_Given problem:_ Only lines with the string "como" matter here; gather them from the material below.

_Entries:_
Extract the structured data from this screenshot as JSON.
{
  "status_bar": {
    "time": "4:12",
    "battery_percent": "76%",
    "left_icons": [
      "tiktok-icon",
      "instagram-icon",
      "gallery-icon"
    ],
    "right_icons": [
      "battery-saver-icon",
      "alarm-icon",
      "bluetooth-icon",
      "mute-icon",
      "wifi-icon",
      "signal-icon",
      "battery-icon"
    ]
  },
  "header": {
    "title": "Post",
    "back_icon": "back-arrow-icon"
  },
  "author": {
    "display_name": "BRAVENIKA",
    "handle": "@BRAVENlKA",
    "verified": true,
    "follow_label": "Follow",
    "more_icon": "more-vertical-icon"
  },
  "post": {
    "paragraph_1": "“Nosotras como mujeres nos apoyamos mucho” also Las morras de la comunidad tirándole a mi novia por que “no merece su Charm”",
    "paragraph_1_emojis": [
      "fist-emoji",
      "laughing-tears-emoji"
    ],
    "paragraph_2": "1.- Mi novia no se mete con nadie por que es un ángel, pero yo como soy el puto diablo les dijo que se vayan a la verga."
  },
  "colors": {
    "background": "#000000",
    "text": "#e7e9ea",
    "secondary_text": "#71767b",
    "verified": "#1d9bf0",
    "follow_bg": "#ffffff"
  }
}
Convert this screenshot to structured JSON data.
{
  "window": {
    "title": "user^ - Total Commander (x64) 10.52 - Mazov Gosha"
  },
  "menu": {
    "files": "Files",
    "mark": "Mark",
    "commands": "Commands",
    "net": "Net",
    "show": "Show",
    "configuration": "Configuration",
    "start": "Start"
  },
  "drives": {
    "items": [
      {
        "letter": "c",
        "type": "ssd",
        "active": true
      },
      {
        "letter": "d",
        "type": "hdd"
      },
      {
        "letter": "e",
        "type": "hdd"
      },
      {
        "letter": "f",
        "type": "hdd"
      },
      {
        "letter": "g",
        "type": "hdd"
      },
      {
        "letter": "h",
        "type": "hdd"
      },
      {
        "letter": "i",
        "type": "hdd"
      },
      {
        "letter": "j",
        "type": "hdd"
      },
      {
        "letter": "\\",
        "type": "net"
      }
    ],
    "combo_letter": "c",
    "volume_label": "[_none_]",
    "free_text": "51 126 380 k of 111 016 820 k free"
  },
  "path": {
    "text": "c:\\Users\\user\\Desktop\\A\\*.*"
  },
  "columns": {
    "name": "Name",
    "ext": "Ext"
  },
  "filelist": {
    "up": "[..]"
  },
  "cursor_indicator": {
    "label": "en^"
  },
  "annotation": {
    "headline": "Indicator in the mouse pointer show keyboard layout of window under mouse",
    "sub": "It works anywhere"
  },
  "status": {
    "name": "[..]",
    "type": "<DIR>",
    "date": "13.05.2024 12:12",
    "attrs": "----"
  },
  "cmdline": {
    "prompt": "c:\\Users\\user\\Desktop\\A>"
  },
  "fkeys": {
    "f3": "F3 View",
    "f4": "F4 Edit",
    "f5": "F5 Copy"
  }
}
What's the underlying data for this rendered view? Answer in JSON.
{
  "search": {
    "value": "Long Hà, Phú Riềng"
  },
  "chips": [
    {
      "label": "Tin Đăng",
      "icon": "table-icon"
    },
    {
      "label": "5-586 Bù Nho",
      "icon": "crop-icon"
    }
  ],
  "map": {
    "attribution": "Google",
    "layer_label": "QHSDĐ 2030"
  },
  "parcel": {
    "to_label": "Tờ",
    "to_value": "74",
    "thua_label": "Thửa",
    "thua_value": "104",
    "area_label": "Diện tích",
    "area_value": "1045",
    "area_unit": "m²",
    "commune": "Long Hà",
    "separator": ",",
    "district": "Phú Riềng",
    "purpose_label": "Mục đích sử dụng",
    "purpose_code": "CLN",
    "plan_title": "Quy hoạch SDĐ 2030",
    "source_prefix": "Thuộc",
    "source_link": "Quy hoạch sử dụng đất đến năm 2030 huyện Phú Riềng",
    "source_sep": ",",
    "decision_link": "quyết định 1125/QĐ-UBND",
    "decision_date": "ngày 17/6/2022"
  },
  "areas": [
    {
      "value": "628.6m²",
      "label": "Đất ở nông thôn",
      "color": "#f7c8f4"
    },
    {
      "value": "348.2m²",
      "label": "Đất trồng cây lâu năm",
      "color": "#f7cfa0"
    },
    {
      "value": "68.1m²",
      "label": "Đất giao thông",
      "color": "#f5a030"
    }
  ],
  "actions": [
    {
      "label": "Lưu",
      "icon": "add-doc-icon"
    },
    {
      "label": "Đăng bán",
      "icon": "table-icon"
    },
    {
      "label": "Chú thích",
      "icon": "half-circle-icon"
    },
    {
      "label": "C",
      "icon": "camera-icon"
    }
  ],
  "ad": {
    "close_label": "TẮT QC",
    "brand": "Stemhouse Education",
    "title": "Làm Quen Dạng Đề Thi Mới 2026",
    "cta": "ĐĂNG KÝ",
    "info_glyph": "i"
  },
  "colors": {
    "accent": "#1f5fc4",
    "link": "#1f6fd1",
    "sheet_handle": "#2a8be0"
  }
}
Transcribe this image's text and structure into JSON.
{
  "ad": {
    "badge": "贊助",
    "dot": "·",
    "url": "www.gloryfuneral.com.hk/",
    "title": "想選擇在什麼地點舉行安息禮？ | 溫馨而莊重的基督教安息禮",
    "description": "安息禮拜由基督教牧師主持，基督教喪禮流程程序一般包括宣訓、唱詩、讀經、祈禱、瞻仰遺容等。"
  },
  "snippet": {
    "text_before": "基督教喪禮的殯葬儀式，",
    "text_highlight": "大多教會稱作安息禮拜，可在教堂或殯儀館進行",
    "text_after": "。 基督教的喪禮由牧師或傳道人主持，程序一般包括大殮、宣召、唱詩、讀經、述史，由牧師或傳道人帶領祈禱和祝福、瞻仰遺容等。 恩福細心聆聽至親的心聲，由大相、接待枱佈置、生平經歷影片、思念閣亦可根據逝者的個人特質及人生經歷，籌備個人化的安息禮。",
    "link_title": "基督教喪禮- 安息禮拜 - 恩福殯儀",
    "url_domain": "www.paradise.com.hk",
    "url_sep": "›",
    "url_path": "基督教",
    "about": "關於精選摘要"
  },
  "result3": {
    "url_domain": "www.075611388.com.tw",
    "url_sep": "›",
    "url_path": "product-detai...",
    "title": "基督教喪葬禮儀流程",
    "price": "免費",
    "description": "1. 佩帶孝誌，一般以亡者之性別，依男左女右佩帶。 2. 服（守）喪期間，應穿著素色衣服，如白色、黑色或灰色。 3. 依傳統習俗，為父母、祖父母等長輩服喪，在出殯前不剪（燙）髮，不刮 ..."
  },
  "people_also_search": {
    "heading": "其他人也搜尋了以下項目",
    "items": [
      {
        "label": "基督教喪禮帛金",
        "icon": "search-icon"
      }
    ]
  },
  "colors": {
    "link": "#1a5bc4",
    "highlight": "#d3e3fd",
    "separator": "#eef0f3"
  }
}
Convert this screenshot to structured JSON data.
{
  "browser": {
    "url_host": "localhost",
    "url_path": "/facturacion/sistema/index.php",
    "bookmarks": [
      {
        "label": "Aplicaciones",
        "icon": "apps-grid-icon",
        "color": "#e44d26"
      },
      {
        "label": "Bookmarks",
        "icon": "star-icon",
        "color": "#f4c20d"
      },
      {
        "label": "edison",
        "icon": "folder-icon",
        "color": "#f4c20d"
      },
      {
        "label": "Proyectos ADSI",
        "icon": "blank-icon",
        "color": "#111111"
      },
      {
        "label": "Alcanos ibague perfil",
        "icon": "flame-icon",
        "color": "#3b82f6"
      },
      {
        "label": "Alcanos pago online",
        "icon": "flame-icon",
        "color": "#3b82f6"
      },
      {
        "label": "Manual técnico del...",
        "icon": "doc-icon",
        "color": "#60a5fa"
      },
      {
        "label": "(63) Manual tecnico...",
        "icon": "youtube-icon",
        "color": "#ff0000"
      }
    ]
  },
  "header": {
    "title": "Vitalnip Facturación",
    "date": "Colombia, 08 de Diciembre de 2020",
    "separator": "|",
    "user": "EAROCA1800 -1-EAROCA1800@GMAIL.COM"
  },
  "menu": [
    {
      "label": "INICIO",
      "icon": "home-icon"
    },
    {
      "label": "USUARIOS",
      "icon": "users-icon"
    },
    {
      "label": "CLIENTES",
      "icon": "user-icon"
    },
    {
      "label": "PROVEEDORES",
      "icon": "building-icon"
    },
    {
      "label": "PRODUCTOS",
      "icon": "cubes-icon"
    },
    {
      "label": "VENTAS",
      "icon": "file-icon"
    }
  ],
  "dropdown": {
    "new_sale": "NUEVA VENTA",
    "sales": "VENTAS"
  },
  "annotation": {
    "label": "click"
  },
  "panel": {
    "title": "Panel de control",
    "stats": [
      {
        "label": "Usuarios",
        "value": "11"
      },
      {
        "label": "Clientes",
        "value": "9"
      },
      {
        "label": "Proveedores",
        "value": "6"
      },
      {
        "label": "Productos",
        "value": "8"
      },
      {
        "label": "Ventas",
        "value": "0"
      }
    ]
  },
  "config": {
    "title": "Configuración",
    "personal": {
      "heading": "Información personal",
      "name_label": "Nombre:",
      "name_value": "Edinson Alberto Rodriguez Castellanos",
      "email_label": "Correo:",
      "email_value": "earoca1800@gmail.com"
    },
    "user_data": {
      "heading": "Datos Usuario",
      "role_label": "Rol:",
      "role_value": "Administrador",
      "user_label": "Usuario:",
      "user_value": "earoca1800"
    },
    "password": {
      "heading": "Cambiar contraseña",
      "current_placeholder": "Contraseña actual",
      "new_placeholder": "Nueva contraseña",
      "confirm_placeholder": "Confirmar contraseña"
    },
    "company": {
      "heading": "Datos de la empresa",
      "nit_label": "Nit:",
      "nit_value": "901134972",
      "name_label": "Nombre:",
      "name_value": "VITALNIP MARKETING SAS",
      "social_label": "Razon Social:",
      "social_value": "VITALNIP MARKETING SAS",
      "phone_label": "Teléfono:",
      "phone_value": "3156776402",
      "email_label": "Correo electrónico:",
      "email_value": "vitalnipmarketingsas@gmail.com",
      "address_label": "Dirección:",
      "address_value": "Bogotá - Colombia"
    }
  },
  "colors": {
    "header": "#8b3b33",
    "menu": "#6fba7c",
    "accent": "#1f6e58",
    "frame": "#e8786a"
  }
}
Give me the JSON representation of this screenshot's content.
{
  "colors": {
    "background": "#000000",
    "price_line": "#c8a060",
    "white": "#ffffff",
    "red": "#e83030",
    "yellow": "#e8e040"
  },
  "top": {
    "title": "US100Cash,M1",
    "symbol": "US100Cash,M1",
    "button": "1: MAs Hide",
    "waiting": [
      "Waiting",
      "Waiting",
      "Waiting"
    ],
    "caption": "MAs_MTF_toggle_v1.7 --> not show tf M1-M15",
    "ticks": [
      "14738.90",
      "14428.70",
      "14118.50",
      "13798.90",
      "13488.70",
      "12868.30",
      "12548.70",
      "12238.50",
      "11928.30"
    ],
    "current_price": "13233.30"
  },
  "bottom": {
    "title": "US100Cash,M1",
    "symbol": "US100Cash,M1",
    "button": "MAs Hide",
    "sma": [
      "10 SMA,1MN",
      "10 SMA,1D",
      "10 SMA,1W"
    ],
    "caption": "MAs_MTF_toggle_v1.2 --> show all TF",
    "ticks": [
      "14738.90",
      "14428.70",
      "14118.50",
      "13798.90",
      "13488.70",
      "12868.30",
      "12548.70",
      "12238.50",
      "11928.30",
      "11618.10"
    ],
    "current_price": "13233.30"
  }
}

_Solution for this problem:_
    "paragraph_1": "“Nosotras como mujeres nos apoyamos mucho” also Las morras de la comunidad tirándole a mi novia por que “no merece su Charm”",
    "paragraph_2": "1.- Mi novia no se mete con nadie por que es un ángel, pero yo como soy el puto diablo les dijo que se vayan a la verga."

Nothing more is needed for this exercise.